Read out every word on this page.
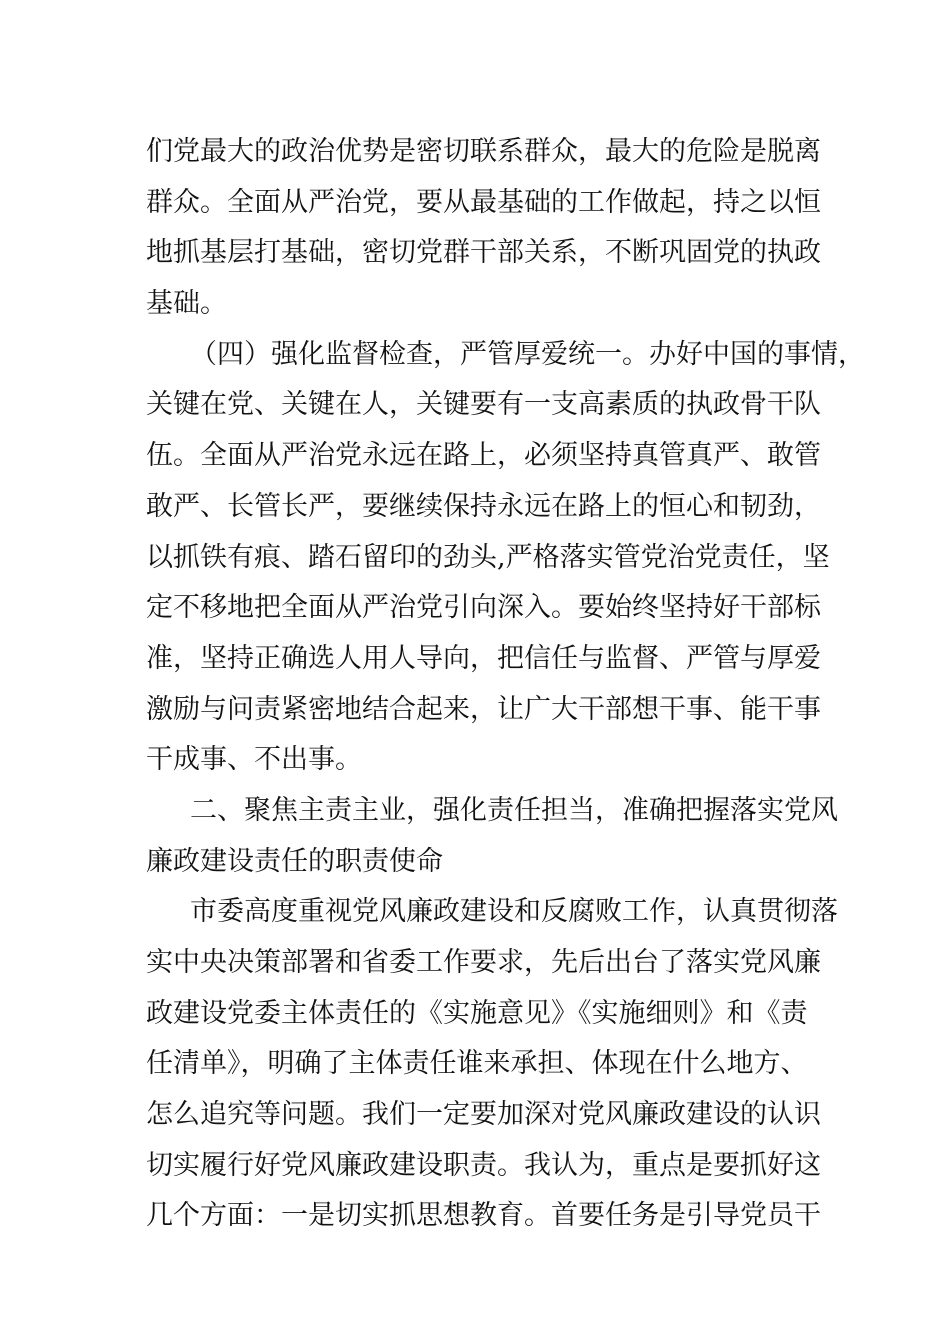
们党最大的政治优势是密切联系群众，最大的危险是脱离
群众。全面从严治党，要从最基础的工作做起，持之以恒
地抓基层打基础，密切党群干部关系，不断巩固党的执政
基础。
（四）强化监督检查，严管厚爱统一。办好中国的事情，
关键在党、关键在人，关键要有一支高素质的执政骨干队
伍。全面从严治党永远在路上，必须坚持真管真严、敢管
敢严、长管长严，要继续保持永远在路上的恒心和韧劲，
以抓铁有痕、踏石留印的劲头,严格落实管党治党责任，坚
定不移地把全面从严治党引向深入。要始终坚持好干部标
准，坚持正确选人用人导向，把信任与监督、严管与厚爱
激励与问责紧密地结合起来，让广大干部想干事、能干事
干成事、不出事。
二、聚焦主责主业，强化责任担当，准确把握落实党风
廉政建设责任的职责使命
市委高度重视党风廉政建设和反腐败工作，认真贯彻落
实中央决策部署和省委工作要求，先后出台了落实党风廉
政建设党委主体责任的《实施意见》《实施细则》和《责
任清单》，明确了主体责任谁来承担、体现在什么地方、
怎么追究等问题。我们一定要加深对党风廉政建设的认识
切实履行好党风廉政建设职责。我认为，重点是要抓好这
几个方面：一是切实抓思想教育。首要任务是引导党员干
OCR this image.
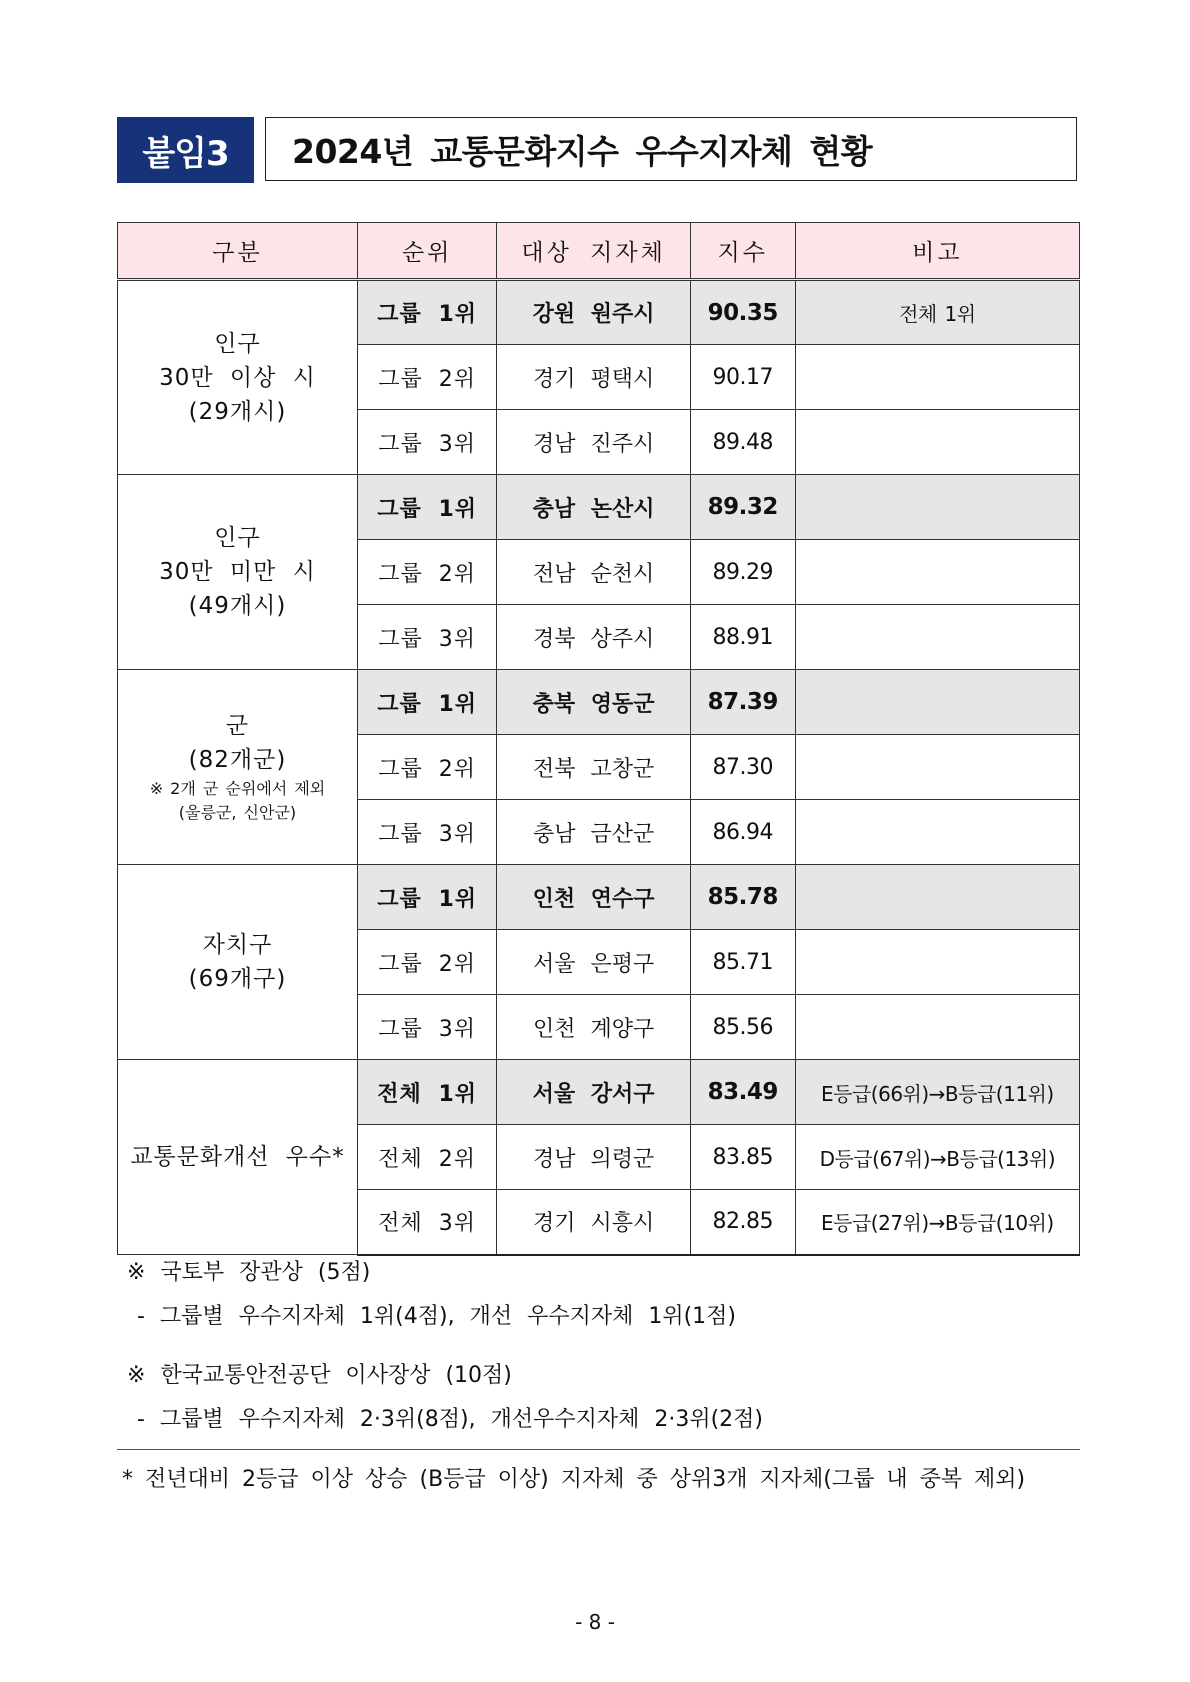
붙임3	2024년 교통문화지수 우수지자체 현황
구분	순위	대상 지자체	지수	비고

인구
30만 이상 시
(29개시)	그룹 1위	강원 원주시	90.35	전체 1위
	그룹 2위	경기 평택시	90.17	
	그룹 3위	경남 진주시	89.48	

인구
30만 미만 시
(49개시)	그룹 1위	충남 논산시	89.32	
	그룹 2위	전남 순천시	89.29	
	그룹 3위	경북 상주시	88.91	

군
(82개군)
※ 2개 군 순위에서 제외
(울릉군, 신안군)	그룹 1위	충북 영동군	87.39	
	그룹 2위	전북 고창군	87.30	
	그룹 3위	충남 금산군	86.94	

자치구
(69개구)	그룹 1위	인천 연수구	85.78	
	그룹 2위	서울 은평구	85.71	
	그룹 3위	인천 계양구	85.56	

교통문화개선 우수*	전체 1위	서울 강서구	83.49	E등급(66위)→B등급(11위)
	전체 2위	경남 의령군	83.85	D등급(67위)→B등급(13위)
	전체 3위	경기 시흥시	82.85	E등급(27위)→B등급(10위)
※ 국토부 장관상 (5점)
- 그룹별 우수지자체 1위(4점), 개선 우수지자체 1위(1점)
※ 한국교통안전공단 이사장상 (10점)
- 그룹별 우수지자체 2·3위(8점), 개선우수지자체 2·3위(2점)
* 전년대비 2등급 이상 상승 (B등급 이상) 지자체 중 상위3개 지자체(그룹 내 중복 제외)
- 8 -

■ ■ ■ ■ ■

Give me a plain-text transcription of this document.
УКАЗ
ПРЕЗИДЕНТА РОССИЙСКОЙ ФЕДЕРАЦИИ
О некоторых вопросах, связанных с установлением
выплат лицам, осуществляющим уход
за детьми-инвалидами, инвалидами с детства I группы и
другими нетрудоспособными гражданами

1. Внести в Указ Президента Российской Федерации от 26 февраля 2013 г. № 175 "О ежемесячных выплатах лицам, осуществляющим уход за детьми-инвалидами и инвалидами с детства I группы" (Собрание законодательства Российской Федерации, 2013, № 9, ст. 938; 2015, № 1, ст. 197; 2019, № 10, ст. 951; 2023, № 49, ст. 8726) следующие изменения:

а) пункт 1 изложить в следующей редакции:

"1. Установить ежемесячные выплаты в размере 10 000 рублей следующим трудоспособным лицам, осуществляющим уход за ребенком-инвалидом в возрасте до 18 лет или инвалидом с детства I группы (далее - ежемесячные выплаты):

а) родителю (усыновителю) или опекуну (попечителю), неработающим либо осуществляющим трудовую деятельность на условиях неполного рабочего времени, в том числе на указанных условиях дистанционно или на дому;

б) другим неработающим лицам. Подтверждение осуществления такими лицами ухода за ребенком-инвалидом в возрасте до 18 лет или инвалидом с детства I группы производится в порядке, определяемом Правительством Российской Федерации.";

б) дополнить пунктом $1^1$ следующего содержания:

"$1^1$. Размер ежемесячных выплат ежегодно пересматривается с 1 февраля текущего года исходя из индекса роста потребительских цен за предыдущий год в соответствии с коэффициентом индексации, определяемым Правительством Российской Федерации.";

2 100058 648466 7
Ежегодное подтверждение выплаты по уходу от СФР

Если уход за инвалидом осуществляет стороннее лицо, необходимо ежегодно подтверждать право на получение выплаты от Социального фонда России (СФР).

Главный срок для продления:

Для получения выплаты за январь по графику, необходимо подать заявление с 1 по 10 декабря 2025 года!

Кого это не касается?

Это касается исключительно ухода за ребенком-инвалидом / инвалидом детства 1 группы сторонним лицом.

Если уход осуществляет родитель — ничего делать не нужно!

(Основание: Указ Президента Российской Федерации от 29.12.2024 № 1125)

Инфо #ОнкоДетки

■ ■ ■ ■ ■

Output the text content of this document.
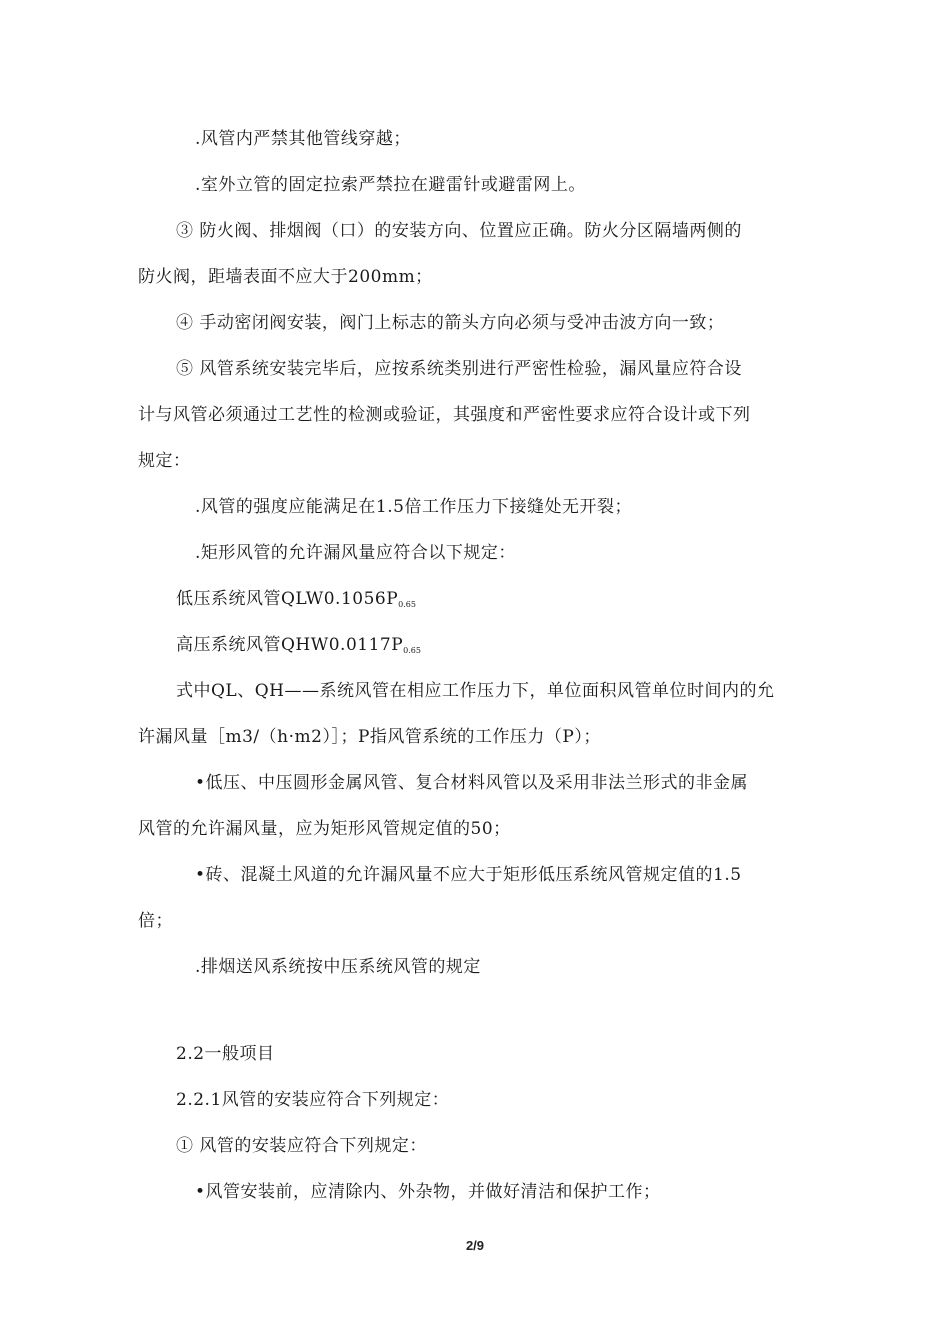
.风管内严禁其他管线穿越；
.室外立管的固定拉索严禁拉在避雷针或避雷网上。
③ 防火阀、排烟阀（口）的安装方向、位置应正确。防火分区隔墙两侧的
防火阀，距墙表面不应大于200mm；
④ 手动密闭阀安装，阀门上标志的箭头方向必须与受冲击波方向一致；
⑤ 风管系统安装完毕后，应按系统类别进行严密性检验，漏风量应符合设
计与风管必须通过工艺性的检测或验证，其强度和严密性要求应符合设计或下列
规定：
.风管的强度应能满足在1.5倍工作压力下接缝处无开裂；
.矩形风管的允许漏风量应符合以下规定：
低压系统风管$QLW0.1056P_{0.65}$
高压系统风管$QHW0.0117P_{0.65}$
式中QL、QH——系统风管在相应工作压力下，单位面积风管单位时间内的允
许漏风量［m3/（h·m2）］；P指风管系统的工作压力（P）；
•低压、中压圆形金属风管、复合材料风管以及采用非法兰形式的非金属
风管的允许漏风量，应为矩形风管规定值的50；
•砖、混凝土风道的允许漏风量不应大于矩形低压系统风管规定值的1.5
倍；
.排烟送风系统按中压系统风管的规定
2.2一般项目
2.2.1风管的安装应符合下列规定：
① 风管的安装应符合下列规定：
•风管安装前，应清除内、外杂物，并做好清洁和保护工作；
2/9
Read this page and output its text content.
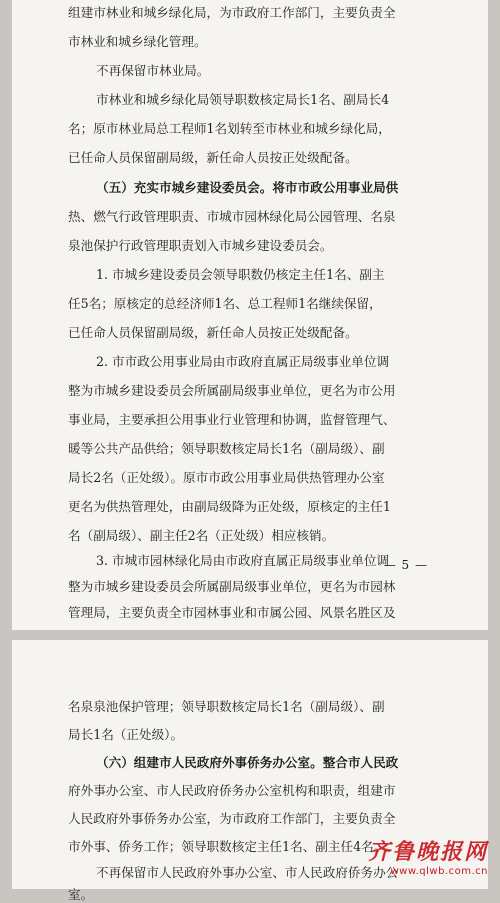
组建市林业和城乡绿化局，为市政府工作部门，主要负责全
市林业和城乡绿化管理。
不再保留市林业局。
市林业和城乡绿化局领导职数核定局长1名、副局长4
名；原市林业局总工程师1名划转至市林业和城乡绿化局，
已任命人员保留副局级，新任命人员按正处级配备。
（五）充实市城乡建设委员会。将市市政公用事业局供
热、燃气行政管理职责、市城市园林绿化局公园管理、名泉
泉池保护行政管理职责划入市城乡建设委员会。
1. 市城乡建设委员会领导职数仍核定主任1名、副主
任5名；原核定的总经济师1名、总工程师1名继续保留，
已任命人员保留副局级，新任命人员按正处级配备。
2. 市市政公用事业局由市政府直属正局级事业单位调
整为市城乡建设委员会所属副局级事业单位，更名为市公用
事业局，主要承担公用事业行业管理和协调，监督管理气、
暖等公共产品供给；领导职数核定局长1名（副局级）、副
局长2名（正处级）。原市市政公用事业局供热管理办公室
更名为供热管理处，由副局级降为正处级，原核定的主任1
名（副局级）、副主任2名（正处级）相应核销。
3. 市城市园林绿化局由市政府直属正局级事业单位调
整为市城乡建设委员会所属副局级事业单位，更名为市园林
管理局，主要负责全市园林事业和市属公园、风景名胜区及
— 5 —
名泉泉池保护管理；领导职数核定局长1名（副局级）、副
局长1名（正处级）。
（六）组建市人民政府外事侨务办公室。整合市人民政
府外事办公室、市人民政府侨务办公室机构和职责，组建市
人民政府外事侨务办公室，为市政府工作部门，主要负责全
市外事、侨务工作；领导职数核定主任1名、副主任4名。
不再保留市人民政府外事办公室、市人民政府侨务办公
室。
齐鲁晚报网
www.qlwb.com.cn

■ ■ ■ ■ ■

§ GIVEN PROBLEM: Extract from the material all lines containing the string "лицам".

§ ANSWER TO THE EXERCISE:
выплат лицам, осуществляющим уход
1. Внести в Указ Президента Российской Федерации от 26 февраля 2013 г. № 175 "О ежемесячных выплатах лицам, осуществляющим уход за детьми-инвалидами и инвалидами с детства I группы" (Собрание законодательства Российской Федерации, 2013, № 9, ст. 938; 2015, № 1, ст. 197; 2019, № 10, ст. 951; 2023, № 49, ст. 8726) следующие изменения:
"1. Установить ежемесячные выплаты в размере 10 000 рублей следующим трудоспособным лицам, осуществляющим уход за ребенком-инвалидом в возрасте до 18 лет или инвалидом с детства I группы (далее - ежемесячные выплаты):
б) другим неработающим лицам. Подтверждение осуществления такими лицами ухода за ребенком-инвалидом в возрасте до 18 лет или инвалидом с детства I группы производится в порядке, определяемом Правительством Российской Федерации.";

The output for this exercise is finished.